Task 1: Do these statements agree with the Bible translations thread: (a) one writer currently rotates through six translations, (b) the Verbum bible study costs around $500, (c) according to Strong's, most instances of "bless" are in the New Testament? For each, answer yes or no and quote the deciding words of the thread.
Task 2: Could you carry on the Bible translations thread, starting right after its final sentence?

Source extract:
————
The NAB is a paraphrased translation, not to give it to you dead literally, which might make no sense.

There’s another thread about the New International Version, which has been so popular with protestants for years. it takes the exact same word in Greek, whatever it is, and translates it as “traditions” when that word is used in the negative sense – because protestants hate traditions. Otherwise, when there’s a positive statement using the same Greek word, it’s translated as “teachings.” The bias is obvious and anti-Catholic, to say the least. I say anti-Catholic meaning to be in disagreement with both the Roman Catholic and the schismatic Orthodox Church.

For the umpteenth time, and the second time this week alone, I’ll remind that modern translations are copyrighted. So, the translators of a new translation are like hopping over burning charcoal coals, not to use the same words that are use in another copyrighted text.

There’s a lot of the sin of pride that goes in protecting those versions.

I like to use the Revised Standard Version 2nd Catholic Edition or the NAB Study Bible which are good enough to pass when doing a study. Having a King James Version and a Strong’s concordance around can help you “map” quickly into what the underlying Hebrew or Greek word is, which is useful even for advanced amateur Bible students, like myself.

LIke, a recent post asked for examples of the use of the word “bless” in the Bible. Well, it turns out that the vast majority of these are in the OT (according to Strong’s) and about ten instances in the NT. I didn’t delve into the deeper question about blessing God.

But, there’s practical reasons for many versions. Use an online seller and handle the copies carefully and return the ones you find you don’t like, according to their return policy.

You might want a version that has a lot of footnotes and cross-references, like a study bible. But, even there, there’s a spectrum of quality that you need to wade through.

I’d like a Bible with more pictures in it, quite frankly. Or, better, one that is both in book form and in computer format, so I can search a lot more quickly. Like to have links to the Catechism of the Catholic Church handy and also to the early Church fathers. Haven’t found what I want, yet.

But, then, there’s that expensive Verbum bible study, that I know little about. around $1500, last I checked.


#8

While this is just my personal opinion, I am amazed that the NAB is the translation approved for use at Mass, by so doing it seems that by default it becomes the “official” Catholic Church approved version for everyone to use.
In fact I am amazed that it is recommended for Catholic use. Not that I feel that it should be banned or anything, It is just a poor translation compared to others that are available and are translated more accurately with superior scholarship regarding footnotes etc.


#9

Different people have different preferences. I’m that way. One day I’ll be in the mood for Shakespearean English, and I pick up the Douay. Other days I want a very nice smooth read (when I’m tired and want to read but don’t want to have to sort through the archaic language) and I pick up the 66 Jerusalem Bible. I also use different translations for different things. When I need a fire lit under me, I read from the Knox; if I want to get a literal but easy to understand for apologetics work, I’ll read the RSV. And so on. I’ve got 6 I currently rotate through (Douay, Confraternity, Knox, Jerusalem, RSV-2CE, and NABRE).

Actually, the number of English Catholic translations is very few compared to the numerous Protestant translations. I count around a dozen and a half translations and sub-translations (Douay-Rheims, NAB, and NABRE as translations, NAB with Revised NT & Psalms and Douay-Westminster as sub-translations). Total. Including at least one that’s not printed anymore by anyone (Douay-Westminster). Plus there are a couple of just New Testament translations (Kleist-Lilly, Spencer, neither in print that I know of). You could probably find that many Protestant ones at Barnes & Noble this evening (or close to it) if you wanted to.
————
Excerpted data:
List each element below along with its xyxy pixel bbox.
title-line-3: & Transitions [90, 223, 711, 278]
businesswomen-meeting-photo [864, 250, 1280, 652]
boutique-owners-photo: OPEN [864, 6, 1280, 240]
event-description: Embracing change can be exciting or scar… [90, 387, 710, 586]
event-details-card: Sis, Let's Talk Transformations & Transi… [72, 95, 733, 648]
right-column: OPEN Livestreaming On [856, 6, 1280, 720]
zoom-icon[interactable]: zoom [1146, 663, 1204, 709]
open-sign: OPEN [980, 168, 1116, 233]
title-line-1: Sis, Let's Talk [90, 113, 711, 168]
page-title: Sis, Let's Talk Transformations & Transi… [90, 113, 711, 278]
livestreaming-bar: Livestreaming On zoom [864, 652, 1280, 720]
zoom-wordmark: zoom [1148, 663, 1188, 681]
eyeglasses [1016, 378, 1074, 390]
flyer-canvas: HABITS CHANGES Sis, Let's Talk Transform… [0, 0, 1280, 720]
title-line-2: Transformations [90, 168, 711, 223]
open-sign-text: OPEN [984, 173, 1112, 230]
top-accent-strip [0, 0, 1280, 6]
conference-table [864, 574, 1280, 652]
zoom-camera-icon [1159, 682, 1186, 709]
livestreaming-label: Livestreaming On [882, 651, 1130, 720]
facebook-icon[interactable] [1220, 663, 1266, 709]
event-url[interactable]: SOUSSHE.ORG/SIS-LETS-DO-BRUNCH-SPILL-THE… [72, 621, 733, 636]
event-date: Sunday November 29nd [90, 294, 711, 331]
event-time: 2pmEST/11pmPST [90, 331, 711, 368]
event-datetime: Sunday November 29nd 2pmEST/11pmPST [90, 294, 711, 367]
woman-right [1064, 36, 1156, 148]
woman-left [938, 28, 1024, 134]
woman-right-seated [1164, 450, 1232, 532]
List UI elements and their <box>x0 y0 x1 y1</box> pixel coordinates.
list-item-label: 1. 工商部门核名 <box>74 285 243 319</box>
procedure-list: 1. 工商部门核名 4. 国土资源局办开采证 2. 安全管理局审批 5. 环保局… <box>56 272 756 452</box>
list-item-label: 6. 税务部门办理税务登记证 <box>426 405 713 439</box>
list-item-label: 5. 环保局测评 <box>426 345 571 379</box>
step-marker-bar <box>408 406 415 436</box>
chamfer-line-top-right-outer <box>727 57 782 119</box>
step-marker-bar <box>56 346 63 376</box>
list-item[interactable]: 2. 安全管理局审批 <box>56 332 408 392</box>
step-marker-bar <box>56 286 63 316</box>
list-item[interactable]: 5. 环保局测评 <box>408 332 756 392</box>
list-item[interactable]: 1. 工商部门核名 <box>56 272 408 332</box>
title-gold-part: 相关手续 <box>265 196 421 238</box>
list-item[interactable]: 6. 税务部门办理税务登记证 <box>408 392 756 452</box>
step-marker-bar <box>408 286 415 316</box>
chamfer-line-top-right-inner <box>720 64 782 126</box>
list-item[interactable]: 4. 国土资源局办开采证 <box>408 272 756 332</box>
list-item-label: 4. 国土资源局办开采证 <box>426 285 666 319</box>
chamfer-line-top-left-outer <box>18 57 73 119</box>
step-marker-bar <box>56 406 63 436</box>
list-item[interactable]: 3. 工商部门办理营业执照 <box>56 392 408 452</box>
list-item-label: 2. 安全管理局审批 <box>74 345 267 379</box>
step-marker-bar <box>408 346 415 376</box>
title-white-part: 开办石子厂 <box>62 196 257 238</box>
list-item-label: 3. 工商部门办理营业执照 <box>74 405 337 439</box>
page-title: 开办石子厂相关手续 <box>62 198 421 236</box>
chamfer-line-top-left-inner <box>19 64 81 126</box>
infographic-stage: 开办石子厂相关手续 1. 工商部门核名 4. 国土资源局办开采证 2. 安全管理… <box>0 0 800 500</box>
————
Written response 1:
(a) Yes: "I’ve got 6 I currently rotate through"
(b) No: "around $1500, last I checked."
(c) No: "the vast majority of these are in the OT (according to Strong’s) and about ten instances in the NT."

Written response 2:
Ultimately, which translation one prefers is subjective. If all we had was one translation and it didn’t agree with a reader, would a more casual reader plow through it, or perhaps turn to something else on the coffee table? The old adage is the best translation is the one you actually read, and if having a choice means you’ll read scripture more, that’s worth having a few choices rather than a single one.


#10

There is no official standard that I know of, but those are the most popular Catholic bibles on Catholic Answers Forums, from what I can see.

Are there others?

A list of approved Bible translations is published by the USCCB: usccb.org/bible/approved-translations/index.cfm

That list also mentions that it’s only covering Bibles from after 1983. There are other approved Catholic Bibles from before that that aren’t covered in that list, including the Douay-Rheims Bible, the Knox Bible, the Jerusalem Bible and the Confraternity Bible. The above link also mentions that any Bible approved by other Catholic dioceses can be used too – I think honorable mention should be made here of the Christian Community Bible, which is widely used among missionaries of the Claretian order and is formally approved by the Catholic Bishops’ Conference of the Philippines.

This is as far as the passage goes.